Exercise
Copy each line that holds "Provisioning".

Data rows

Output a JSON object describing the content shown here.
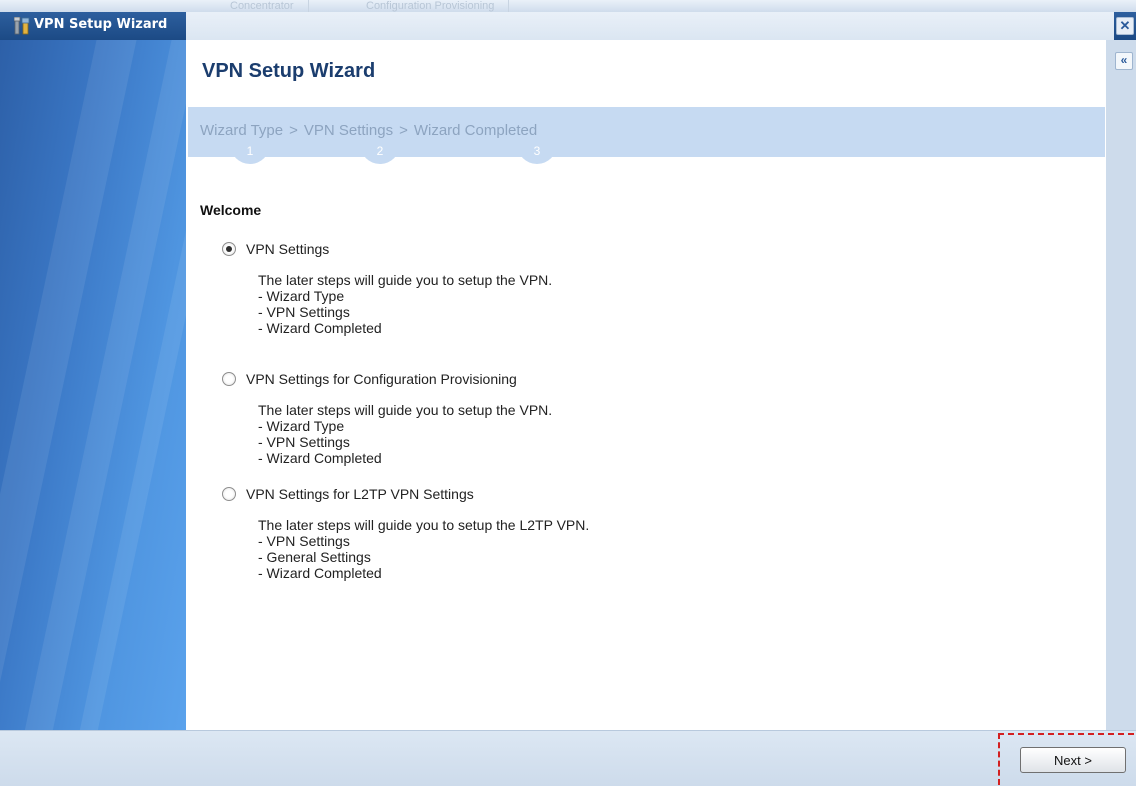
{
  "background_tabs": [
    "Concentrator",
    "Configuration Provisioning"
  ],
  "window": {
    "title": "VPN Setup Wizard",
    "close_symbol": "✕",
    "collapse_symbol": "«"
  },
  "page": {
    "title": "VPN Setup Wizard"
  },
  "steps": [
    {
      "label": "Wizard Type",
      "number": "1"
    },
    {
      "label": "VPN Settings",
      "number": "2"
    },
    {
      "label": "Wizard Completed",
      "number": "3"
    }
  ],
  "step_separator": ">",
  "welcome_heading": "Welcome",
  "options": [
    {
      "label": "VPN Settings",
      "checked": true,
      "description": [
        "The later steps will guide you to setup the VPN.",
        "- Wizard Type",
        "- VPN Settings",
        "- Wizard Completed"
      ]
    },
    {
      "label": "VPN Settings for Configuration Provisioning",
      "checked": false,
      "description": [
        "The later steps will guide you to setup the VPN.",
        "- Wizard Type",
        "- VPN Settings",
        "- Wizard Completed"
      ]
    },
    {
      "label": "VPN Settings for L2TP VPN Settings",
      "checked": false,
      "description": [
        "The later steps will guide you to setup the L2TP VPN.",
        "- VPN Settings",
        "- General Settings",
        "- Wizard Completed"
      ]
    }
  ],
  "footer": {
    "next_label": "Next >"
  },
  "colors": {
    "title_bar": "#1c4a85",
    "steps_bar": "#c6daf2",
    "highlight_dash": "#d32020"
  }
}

* * *

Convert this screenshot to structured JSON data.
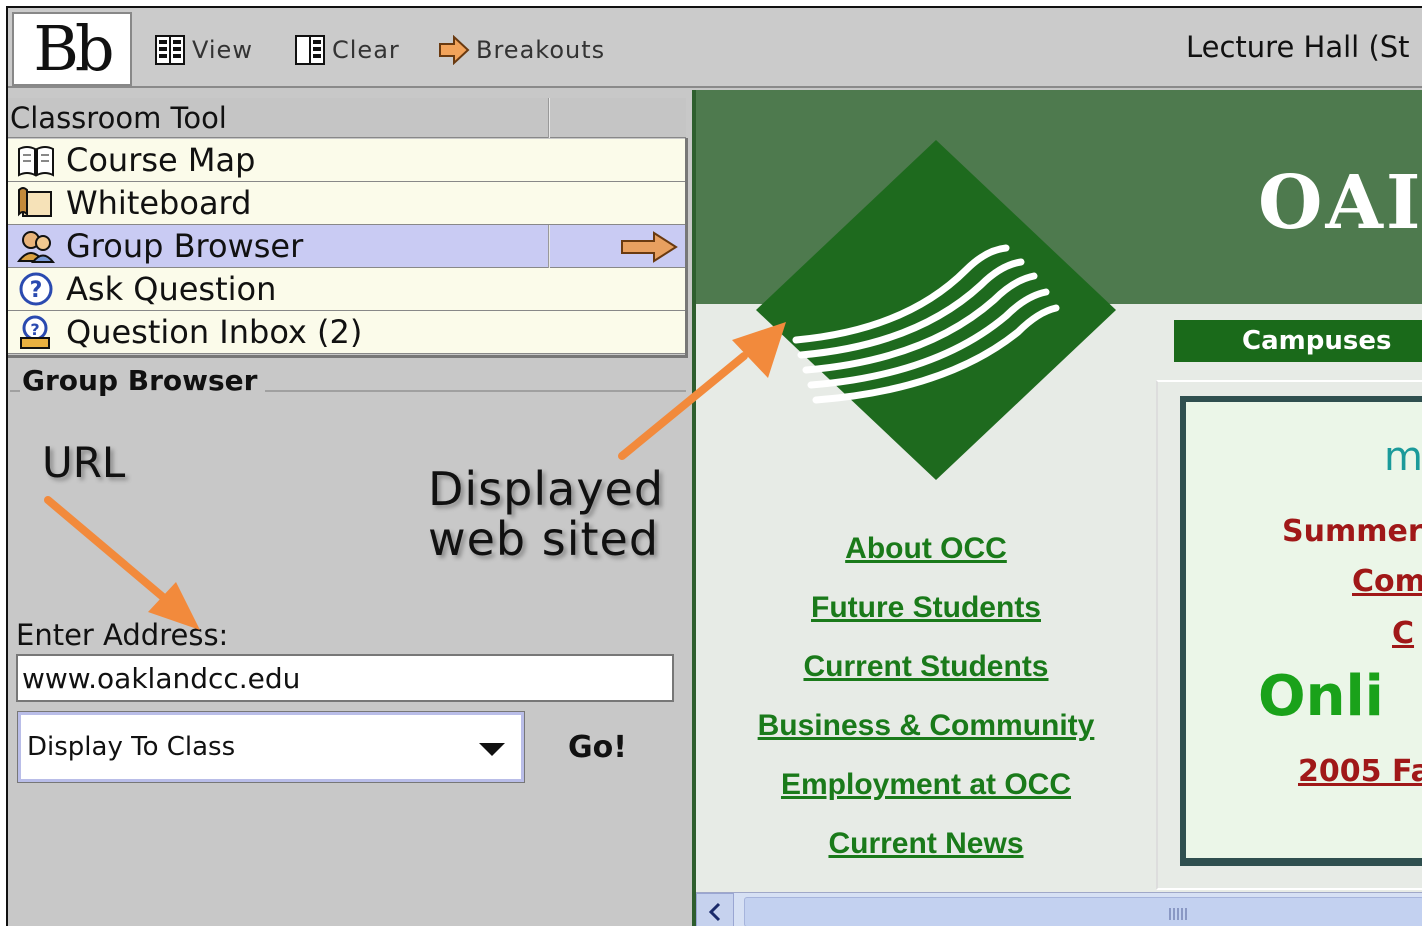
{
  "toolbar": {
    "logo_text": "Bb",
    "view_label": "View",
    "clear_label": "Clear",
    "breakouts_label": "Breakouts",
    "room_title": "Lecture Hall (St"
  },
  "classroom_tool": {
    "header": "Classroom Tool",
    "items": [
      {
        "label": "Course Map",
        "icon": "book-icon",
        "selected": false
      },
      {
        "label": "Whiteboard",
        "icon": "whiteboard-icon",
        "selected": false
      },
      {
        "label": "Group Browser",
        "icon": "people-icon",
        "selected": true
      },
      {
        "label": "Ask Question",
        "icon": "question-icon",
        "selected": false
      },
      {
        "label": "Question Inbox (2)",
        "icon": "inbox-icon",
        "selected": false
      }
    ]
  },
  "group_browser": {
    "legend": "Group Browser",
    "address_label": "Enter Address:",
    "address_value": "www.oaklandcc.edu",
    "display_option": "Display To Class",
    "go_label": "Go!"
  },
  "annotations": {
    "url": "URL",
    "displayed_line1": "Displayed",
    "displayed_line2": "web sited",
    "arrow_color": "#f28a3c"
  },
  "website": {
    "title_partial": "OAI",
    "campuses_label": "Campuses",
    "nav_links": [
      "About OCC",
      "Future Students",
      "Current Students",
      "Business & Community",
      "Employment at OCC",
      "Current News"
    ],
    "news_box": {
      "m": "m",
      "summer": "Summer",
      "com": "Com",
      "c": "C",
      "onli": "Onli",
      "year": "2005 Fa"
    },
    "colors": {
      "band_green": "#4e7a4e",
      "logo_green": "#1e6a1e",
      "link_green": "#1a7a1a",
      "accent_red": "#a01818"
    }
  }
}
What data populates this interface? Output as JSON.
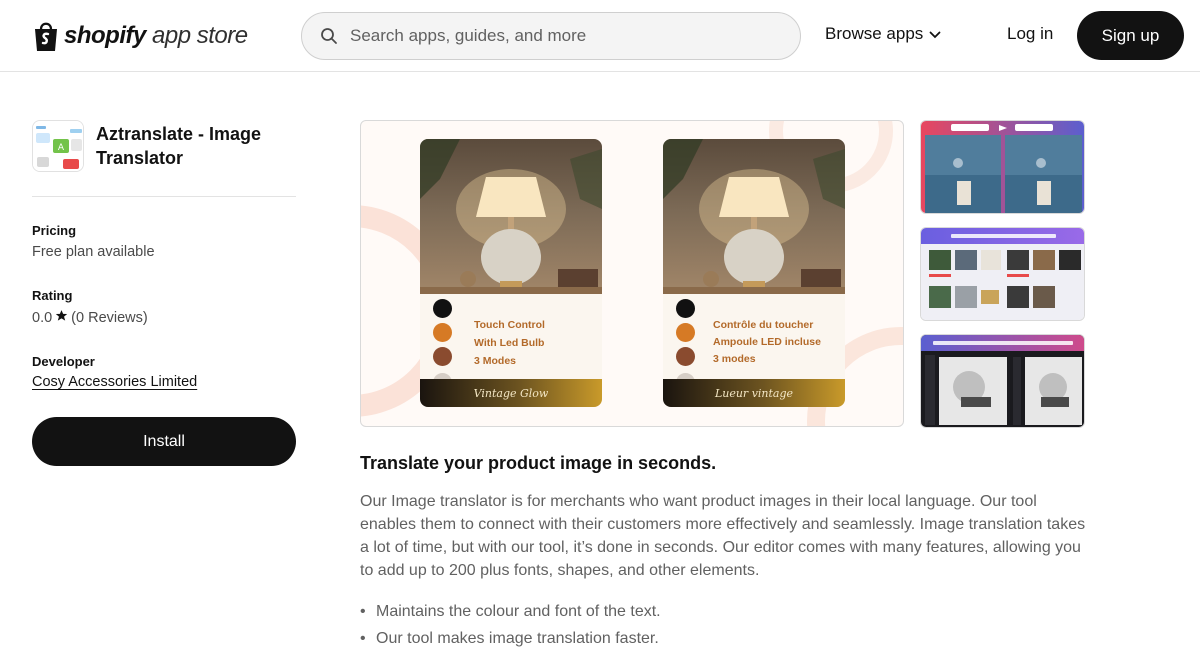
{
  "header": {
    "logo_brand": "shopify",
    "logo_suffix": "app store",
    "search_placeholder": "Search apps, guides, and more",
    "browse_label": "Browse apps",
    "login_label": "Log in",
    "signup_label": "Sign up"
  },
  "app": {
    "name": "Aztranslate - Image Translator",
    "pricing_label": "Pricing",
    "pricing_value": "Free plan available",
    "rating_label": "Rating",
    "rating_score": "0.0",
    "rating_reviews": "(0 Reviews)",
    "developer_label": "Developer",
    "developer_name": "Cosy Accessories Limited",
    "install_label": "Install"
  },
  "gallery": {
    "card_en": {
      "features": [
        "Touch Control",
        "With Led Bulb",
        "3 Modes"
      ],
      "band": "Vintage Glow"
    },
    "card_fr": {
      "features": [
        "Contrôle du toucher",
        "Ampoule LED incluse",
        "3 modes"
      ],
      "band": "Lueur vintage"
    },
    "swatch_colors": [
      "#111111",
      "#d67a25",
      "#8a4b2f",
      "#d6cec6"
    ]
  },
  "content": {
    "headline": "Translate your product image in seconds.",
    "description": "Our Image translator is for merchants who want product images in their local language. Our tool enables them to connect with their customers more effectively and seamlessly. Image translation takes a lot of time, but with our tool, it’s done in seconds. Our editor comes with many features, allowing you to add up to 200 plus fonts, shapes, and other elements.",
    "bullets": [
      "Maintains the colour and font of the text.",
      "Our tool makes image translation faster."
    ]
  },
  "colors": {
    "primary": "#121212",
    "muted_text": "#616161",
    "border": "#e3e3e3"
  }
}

Answer to the task
    "Configuration Provisioning"
      "label": "VPN Settings for Configuration Provisioning",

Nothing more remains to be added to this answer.